• **Available records**
########

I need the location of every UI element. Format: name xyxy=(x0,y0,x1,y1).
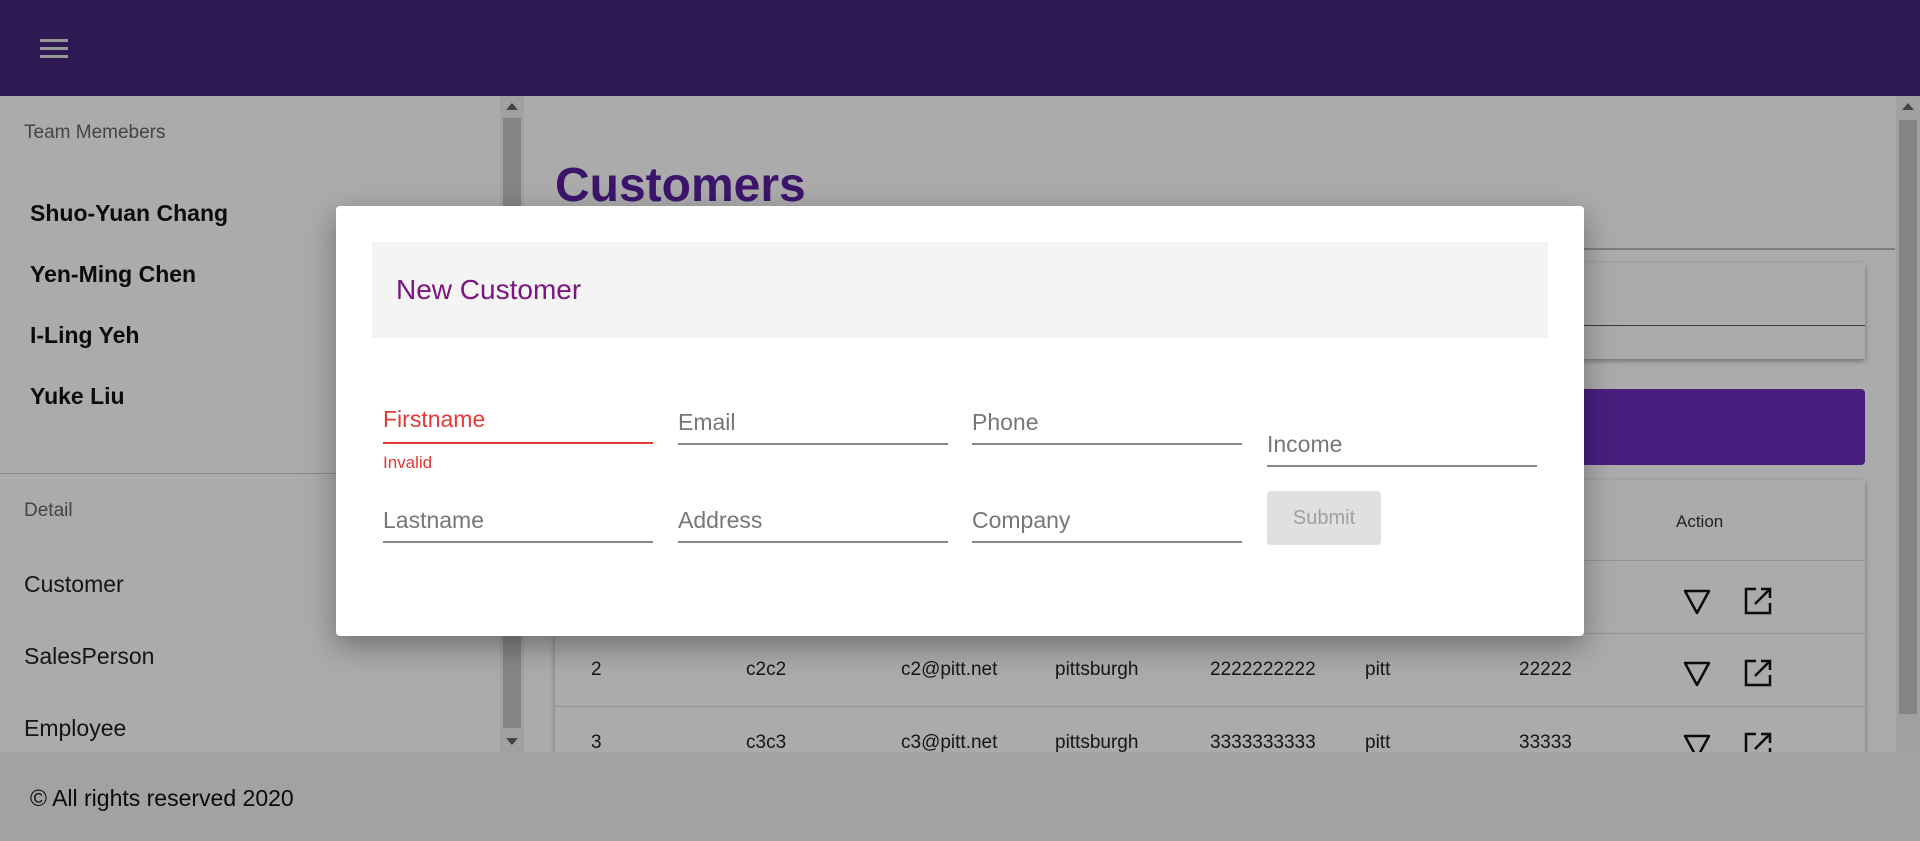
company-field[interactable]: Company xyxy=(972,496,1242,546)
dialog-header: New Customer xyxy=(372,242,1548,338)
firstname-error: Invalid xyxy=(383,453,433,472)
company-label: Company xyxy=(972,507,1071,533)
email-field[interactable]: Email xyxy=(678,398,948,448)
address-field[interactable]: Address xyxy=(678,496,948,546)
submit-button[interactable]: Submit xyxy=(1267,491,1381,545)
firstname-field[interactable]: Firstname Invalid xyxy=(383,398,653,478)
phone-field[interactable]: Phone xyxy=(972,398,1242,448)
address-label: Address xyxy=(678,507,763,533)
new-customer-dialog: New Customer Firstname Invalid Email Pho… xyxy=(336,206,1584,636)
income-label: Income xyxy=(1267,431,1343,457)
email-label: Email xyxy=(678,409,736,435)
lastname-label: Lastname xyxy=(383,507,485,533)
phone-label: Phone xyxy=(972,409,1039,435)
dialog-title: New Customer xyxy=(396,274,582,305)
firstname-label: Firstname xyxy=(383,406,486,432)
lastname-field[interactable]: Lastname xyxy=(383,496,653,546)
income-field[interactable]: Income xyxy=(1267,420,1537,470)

########

• **Work instructions**
Please recast every line of the material above as a Markdown table with two columns, Row and Line. Skip blank lines and leave the pictures out.

• **Response to this exercise**
| Row | Line |
|---|---|
| 1 | I need the location of every UI element. Format: name xyxy=(x0,y0,x1,y1). |
| 2 | company-field[interactable]: Company xyxy=(972,496,1242,546) |
| 3 | dialog-header: New Customer xyxy=(372,242,1548,338) |
| 4 | firstname-error: Invalid xyxy=(383,453,433,472) |
| 5 | company-label: Company xyxy=(972,507,1071,533) |
| 6 | email-field[interactable]: Email xyxy=(678,398,948,448) |
| 7 | address-field[interactable]: Address xyxy=(678,496,948,546) |
| 8 | submit-button[interactable]: Submit xyxy=(1267,491,1381,545) |
| 9 | firstname-field[interactable]: Firstname Invalid xyxy=(383,398,653,478) |
| 10 | phone-field[interactable]: Phone xyxy=(972,398,1242,448) |
| 11 | address-label: Address xyxy=(678,507,763,533) |
| 12 | new-customer-dialog: New Customer Firstname Invalid Email Pho… xyxy=(336,206,1584,636) |
| 13 | income-label: Income xyxy=(1267,431,1343,457) |
| 14 | email-label: Email xyxy=(678,409,736,435) |
| 15 | lastname-label: Lastname xyxy=(383,507,485,533) |
| 16 | phone-label: Phone xyxy=(972,409,1039,435) |
| 17 | dialog-title: New Customer xyxy=(396,274,582,305) |
| 18 | firstname-label: Firstname xyxy=(383,406,486,432) |
| 19 | lastname-field[interactable]: Lastname xyxy=(383,496,653,546) |
| 20 | income-field[interactable]: Income xyxy=(1267,420,1537,470) |